◆ Supplied passage ◆
The cinema was constructed between 1935 and 1936 to a symmetrical, modernist, art deco design by Harry Weedon and Cecil Clavering, the latter having joined the former's practice, as an assistant, in 1933. It was commissioned as an independent cinema, and was due to be called "The Beacon", after nearby Barr Beacon, but Oscar Deutsch became involved, and the cinema opened as part of his Odeon chain on 22 July 1935. It was built to serve Kingstanding's new, 4,000-home working-class housing estate and had 968 seats in the stalls and 324 in the circle. The first film was The Lives of a Bengal Lancer, starring Gary Cooper.

The brick building occupies a wedge-shaped site between Kings Road and Kettlehouse Road, overlooking and facing Kingstanding Circle. The centre of the glazed cream and black tile ("faience") frontage features three slender fins, also finished with faience, above a stepped brick parapet. Clavering, inspired by the Lichtburg cinema in Berlin, originally intended that these fins would be topped by a searchlight.

◆ Stored data ◆
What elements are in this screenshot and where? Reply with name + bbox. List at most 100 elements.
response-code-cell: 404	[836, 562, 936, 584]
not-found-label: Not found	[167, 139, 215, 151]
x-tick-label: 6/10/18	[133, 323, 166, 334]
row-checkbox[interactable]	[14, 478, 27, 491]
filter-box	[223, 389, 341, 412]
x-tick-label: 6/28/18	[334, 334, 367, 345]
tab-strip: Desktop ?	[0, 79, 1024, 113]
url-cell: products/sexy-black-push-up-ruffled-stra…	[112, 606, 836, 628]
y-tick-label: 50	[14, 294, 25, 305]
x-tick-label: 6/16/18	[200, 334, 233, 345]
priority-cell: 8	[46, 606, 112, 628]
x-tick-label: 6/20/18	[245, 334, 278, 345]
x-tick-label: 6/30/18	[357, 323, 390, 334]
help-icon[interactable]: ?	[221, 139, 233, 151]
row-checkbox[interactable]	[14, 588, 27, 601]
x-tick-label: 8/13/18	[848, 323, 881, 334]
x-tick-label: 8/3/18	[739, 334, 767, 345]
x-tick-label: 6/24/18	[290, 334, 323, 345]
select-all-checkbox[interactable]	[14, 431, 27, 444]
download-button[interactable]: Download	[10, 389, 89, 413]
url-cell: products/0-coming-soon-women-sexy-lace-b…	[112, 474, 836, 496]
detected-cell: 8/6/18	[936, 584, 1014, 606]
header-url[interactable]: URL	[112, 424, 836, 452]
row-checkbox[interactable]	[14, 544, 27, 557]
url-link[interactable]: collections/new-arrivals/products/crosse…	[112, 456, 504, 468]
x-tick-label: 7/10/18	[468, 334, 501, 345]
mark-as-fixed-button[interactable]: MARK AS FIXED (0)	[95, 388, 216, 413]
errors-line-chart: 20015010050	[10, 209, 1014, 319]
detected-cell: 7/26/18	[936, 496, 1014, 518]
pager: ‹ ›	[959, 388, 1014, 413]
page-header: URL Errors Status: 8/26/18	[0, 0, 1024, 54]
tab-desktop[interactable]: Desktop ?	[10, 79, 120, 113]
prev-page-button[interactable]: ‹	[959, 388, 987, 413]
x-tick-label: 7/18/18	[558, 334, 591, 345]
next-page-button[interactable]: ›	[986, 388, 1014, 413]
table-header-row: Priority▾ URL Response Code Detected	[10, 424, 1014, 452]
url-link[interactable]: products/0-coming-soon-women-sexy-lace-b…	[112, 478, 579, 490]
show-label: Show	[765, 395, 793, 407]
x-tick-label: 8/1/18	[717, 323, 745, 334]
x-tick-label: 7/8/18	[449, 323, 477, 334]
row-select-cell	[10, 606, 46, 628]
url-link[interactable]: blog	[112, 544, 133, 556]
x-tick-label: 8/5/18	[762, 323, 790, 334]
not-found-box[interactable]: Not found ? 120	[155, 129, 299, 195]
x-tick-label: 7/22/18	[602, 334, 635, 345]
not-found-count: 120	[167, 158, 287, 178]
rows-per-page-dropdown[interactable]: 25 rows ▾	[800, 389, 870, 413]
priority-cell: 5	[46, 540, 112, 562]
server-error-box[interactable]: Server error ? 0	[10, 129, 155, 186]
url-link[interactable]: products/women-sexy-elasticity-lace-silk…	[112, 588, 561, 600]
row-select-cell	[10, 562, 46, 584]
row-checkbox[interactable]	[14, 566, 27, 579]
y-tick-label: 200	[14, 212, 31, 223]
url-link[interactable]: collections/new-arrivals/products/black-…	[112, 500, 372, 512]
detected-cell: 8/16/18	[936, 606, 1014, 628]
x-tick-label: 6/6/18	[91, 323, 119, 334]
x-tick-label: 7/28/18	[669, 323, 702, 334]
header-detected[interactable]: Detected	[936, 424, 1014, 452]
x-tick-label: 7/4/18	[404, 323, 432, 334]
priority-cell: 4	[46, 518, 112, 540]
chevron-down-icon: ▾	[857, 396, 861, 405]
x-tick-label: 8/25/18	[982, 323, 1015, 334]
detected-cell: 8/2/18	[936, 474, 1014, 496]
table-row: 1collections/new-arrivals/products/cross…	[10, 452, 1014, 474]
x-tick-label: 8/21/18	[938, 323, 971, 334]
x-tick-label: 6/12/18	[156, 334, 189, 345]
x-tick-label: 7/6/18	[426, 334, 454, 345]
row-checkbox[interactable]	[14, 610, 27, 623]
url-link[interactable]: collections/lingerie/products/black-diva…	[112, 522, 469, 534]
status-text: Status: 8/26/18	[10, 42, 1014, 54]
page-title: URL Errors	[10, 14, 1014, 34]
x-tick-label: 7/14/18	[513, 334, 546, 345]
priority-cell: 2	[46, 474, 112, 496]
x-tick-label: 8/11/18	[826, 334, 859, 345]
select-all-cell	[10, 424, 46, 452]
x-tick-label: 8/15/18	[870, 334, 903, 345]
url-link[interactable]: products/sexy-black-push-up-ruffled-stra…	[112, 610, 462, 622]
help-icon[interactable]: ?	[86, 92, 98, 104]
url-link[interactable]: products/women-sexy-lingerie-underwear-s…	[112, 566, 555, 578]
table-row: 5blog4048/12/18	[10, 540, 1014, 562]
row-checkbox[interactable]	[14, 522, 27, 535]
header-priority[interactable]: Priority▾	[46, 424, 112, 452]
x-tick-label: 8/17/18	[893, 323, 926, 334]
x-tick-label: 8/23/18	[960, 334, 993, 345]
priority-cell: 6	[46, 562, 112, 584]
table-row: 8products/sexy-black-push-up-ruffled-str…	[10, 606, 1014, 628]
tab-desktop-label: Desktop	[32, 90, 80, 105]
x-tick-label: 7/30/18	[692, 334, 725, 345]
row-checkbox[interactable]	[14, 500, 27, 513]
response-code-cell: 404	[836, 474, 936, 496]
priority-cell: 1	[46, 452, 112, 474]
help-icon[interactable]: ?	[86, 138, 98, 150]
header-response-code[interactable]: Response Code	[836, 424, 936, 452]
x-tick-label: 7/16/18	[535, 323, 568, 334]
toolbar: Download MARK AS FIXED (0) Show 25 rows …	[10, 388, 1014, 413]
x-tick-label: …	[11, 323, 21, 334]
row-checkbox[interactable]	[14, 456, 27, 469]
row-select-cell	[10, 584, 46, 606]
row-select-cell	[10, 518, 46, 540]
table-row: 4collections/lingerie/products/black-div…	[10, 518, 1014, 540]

◆ Things to do ◆
**1.** In the Kingstanding cinema passage, what was the first film shown?
**2.** Set down the part of the Kingstanding cinema passage starting with "The cinema was" and going on through "starring Gary Cooper.", word for word.
**3.** Take the Kingstanding cinema passage further, picking up after its final sentence.
You won't need the listing.

◆ Expected responses ◆
**1.** The Lives of a Bengal Lancer, starring Gary Cooper.

**2.**
The cinema was constructed between 1935 and 1936 to a symmetrical, modernist, art deco design by Harry Weedon and Cecil Clavering, the latter having joined the former's practice, as an assistant, in 1933. It was commissioned as an independent cinema, and was due to be called "The Beacon", after nearby Barr Beacon, but Oscar Deutsch became involved, and the cinema opened as part of his Odeon chain on 22 July 1935. It was built to serve Kingstanding's new, 4,000-home working-class housing estate and had 968 seats in the stalls and 324 in the circle. The first film was The Lives of a Bengal Lancer, starring Gary Cooper.

**3.**
The cinema closed on 1 December 1962, the final film being To Hell and Back, starring Audie Murphy.

== Bingo ==

The building was refurbished and opened as a Top Rank Bingo Club, subsequently becoming a Mecca Bingo Club. In May 2026, Mecca announced the closure of the bingo hall, at a date to be confirmed, saying "The club has not been profitable for some time and requires considerable repairs and maintenance". It closed on 7 June that year.

== Listing ==

It was given Grade II listed status by English Heritage just 44 years after its erection, on 10 October 1980, giving it legal protection from unauthorised alteration or demolition. It has been described as "one of the best surviving examples of Odeon cinemas in Britain".